> _Record list_
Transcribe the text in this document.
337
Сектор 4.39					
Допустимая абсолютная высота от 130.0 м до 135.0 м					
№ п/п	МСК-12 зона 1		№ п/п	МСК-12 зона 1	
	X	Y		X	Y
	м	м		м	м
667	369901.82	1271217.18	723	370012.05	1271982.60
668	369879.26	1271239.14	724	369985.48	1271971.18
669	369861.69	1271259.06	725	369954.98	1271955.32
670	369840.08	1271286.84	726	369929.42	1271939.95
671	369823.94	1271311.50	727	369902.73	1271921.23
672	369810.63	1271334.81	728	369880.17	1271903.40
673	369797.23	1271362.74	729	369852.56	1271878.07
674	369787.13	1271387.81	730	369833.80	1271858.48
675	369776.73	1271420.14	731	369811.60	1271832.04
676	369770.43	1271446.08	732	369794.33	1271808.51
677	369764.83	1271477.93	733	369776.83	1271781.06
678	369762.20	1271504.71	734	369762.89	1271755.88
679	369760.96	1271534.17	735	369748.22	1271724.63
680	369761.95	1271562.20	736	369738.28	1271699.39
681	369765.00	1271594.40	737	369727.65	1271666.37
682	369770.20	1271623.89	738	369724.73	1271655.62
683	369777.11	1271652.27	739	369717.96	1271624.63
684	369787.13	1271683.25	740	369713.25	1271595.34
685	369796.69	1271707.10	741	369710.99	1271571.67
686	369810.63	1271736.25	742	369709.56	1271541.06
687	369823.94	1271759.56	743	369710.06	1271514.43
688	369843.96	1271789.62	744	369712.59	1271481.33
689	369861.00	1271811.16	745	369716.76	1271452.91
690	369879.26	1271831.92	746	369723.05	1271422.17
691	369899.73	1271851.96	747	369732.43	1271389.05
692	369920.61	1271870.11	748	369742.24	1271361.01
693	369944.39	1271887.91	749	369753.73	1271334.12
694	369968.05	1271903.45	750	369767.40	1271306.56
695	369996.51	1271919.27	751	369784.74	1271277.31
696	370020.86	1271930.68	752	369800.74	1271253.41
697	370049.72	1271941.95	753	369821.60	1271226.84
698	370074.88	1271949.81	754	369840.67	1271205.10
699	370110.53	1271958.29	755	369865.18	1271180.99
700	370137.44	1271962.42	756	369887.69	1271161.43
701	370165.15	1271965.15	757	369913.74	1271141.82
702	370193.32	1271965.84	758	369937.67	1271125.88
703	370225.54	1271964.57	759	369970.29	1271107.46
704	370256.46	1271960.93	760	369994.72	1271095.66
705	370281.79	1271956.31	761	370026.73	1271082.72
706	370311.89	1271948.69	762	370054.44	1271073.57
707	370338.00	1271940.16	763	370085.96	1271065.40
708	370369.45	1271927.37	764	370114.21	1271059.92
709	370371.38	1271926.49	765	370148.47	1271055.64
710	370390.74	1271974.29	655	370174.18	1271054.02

> _What to produce_
Exactly as written, please output every entry.

> _In response_
Transcribe the text in this document.
337
Сектор 4.39					
Допустимая абсолютная высота от 130.0 м до 135.0 м					
№ п/п	МСК-12 зона 1		№ п/п	МСК-12 зона 1	
	X	Y		X	Y
	м	м		м	м
667	369901.82	1271217.18	723	370012.05	1271982.60
668	369879.26	1271239.14	724	369985.48	1271971.18
669	369861.69	1271259.06	725	369954.98	1271955.32
670	369840.08	1271286.84	726	369929.42	1271939.95
671	369823.94	1271311.50	727	369902.73	1271921.23
672	369810.63	1271334.81	728	369880.17	1271903.40
673	369797.23	1271362.74	729	369852.56	1271878.07
674	369787.13	1271387.81	730	369833.80	1271858.48
675	369776.73	1271420.14	731	369811.60	1271832.04
676	369770.43	1271446.08	732	369794.33	1271808.51
677	369764.83	1271477.93	733	369776.83	1271781.06
678	369762.20	1271504.71	734	369762.89	1271755.88
679	369760.96	1271534.17	735	369748.22	1271724.63
680	369761.95	1271562.20	736	369738.28	1271699.39
681	369765.00	1271594.40	737	369727.65	1271666.37
682	369770.20	1271623.89	738	369724.73	1271655.62
683	369777.11	1271652.27	739	369717.96	1271624.63
684	369787.13	1271683.25	740	369713.25	1271595.34
685	369796.69	1271707.10	741	369710.99	1271571.67
686	369810.63	1271736.25	742	369709.56	1271541.06
687	369823.94	1271759.56	743	369710.06	1271514.43
688	369843.96	1271789.62	744	369712.59	1271481.33
689	369861.00	1271811.16	745	369716.76	1271452.91
690	369879.26	1271831.92	746	369723.05	1271422.17
691	369899.73	1271851.96	747	369732.43	1271389.05
692	369920.61	1271870.11	748	369742.24	1271361.01
693	369944.39	1271887.91	749	369753.73	1271334.12
694	369968.05	1271903.45	750	369767.40	1271306.56
695	369996.51	1271919.27	751	369784.74	1271277.31
696	370020.86	1271930.68	752	369800.74	1271253.41
697	370049.72	1271941.95	753	369821.60	1271226.84
698	370074.88	1271949.81	754	369840.67	1271205.10
699	370110.53	1271958.29	755	369865.18	1271180.99
700	370137.44	1271962.42	756	369887.69	1271161.43
701	370165.15	1271965.15	757	369913.74	1271141.82
702	370193.32	1271965.84	758	369937.67	1271125.88
703	370225.54	1271964.57	759	369970.29	1271107.46
704	370256.46	1271960.93	760	369994.72	1271095.66
705	370281.79	1271956.31	761	370026.73	1271082.72
706	370311.89	1271948.69	762	370054.44	1271073.57
707	370338.00	1271940.16	763	370085.96	1271065.40
708	370369.45	1271927.37	764	370114.21	1271059.92
709	370371.38	1271926.49	765	370148.47	1271055.64
710	370390.74	1271974.29	655	370174.18	1271054.02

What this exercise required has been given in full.